• WORK TO COMPLETE
The listing below should be printed exactly, every line of it. Skip the pictures.

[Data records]

-*-*-

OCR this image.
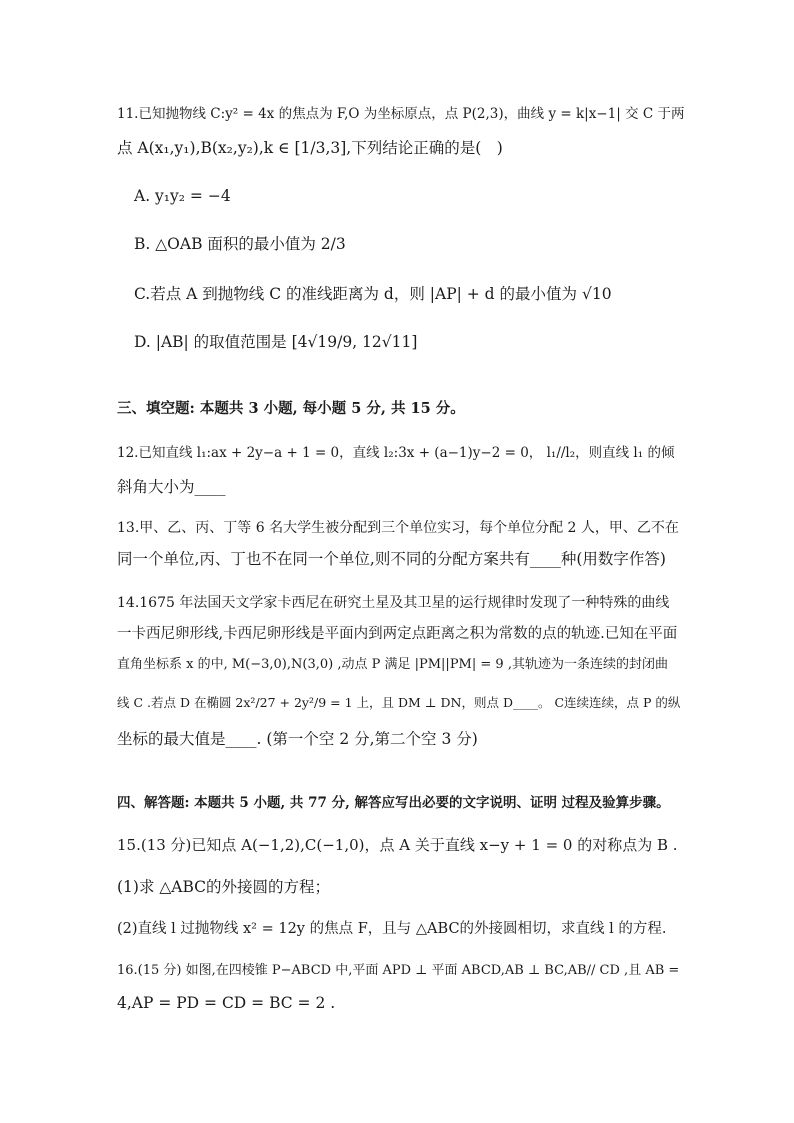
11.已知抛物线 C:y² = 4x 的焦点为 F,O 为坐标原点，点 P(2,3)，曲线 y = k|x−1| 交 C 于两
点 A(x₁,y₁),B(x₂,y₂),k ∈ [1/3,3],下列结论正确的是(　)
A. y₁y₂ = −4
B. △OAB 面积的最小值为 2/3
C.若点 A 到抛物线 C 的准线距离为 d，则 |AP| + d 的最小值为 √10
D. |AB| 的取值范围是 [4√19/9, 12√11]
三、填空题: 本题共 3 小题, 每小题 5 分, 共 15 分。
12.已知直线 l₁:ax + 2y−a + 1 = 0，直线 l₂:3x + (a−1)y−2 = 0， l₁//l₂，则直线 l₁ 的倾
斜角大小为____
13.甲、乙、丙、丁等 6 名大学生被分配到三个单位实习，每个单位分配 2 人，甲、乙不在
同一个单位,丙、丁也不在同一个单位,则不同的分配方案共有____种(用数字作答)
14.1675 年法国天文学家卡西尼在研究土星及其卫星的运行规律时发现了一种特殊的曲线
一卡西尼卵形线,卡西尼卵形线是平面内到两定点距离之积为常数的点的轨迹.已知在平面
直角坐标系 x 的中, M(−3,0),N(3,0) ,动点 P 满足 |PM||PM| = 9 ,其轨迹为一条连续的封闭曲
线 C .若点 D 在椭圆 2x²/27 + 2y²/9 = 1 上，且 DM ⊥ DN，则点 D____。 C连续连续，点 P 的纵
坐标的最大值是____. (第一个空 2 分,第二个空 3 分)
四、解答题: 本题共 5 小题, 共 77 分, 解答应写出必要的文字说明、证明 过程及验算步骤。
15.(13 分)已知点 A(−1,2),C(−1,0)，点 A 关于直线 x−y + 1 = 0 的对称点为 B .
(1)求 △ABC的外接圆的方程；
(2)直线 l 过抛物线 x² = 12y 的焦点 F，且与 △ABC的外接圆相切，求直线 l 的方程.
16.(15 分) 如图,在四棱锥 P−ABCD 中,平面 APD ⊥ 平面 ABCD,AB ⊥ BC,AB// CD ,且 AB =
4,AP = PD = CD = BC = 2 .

-*-*-

• RESPONSE TO THIS TASK
OCR this image.
11.已知抛物线 C:y² = 4x 的焦点为 F,O 为坐标原点，点 P(2,3)，曲线 y = k|x−1| 交 C 于两
点 A(x₁,y₁),B(x₂,y₂),k ∈ [1/3,3],下列结论正确的是(　)
A. y₁y₂ = −4
B. △OAB 面积的最小值为 2/3
C.若点 A 到抛物线 C 的准线距离为 d，则 |AP| + d 的最小值为 √10
D. |AB| 的取值范围是 [4√19/9, 12√11]
三、填空题: 本题共 3 小题, 每小题 5 分, 共 15 分。
12.已知直线 l₁:ax + 2y−a + 1 = 0，直线 l₂:3x + (a−1)y−2 = 0， l₁//l₂，则直线 l₁ 的倾
斜角大小为____
13.甲、乙、丙、丁等 6 名大学生被分配到三个单位实习，每个单位分配 2 人，甲、乙不在
同一个单位,丙、丁也不在同一个单位,则不同的分配方案共有____种(用数字作答)
14.1675 年法国天文学家卡西尼在研究土星及其卫星的运行规律时发现了一种特殊的曲线
一卡西尼卵形线,卡西尼卵形线是平面内到两定点距离之积为常数的点的轨迹.已知在平面
直角坐标系 x 的中, M(−3,0),N(3,0) ,动点 P 满足 |PM||PM| = 9 ,其轨迹为一条连续的封闭曲
线 C .若点 D 在椭圆 2x²/27 + 2y²/9 = 1 上，且 DM ⊥ DN，则点 D____。 C连续连续，点 P 的纵
坐标的最大值是____. (第一个空 2 分,第二个空 3 分)
四、解答题: 本题共 5 小题, 共 77 分, 解答应写出必要的文字说明、证明 过程及验算步骤。
15.(13 分)已知点 A(−1,2),C(−1,0)，点 A 关于直线 x−y + 1 = 0 的对称点为 B .
(1)求 △ABC的外接圆的方程；
(2)直线 l 过抛物线 x² = 12y 的焦点 F，且与 △ABC的外接圆相切，求直线 l 的方程.
16.(15 分) 如图,在四棱锥 P−ABCD 中,平面 APD ⊥ 平面 ABCD,AB ⊥ BC,AB// CD ,且 AB =
4,AP = PD = CD = BC = 2 .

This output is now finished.